>> start Available data
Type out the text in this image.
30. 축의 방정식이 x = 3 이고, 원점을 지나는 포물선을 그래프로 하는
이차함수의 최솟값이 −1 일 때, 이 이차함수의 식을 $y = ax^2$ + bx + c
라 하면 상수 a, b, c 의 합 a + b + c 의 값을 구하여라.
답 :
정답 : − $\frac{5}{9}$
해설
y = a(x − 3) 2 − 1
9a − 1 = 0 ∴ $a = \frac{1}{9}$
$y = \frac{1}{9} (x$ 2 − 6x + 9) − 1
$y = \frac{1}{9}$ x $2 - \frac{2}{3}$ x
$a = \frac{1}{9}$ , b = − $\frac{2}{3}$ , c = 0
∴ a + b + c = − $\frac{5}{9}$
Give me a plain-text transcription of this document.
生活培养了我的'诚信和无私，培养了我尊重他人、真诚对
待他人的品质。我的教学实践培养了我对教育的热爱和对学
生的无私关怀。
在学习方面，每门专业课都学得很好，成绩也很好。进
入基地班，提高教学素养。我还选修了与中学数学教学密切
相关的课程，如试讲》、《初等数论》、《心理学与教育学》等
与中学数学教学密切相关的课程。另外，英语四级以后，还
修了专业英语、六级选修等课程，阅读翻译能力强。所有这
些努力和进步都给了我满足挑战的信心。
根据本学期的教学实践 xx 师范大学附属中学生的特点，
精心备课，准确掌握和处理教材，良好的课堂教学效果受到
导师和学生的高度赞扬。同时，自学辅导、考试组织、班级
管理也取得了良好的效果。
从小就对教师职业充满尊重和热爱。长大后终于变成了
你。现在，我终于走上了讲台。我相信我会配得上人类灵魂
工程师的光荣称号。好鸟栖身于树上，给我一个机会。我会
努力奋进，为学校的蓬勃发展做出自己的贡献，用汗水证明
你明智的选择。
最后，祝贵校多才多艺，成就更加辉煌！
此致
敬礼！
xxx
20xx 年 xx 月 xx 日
>> end Available data
Write out, word for word, every line from the one containing "Give me a plain-text" through the last line of the records above.

Give me a plain-text transcription of this document.
生活培养了我的'诚信和无私，培养了我尊重他人、真诚对
待他人的品质。我的教学实践培养了我对教育的热爱和对学
生的无私关怀。
在学习方面，每门专业课都学得很好，成绩也很好。进
入基地班，提高教学素养。我还选修了与中学数学教学密切
相关的课程，如试讲》、《初等数论》、《心理学与教育学》等
与中学数学教学密切相关的课程。另外，英语四级以后，还
修了专业英语、六级选修等课程，阅读翻译能力强。所有这
些努力和进步都给了我满足挑战的信心。
根据本学期的教学实践 xx 师范大学附属中学生的特点，
精心备课，准确掌握和处理教材，良好的课堂教学效果受到
导师和学生的高度赞扬。同时，自学辅导、考试组织、班级
管理也取得了良好的效果。
从小就对教师职业充满尊重和热爱。长大后终于变成了
你。现在，我终于走上了讲台。我相信我会配得上人类灵魂
工程师的光荣称号。好鸟栖身于树上，给我一个机会。我会
努力奋进，为学校的蓬勃发展做出自己的贡献，用汗水证明
你明智的选择。
最后，祝贵校多才多艺，成就更加辉煌！
此致
敬礼！
xxx
20xx 年 xx 月 xx 日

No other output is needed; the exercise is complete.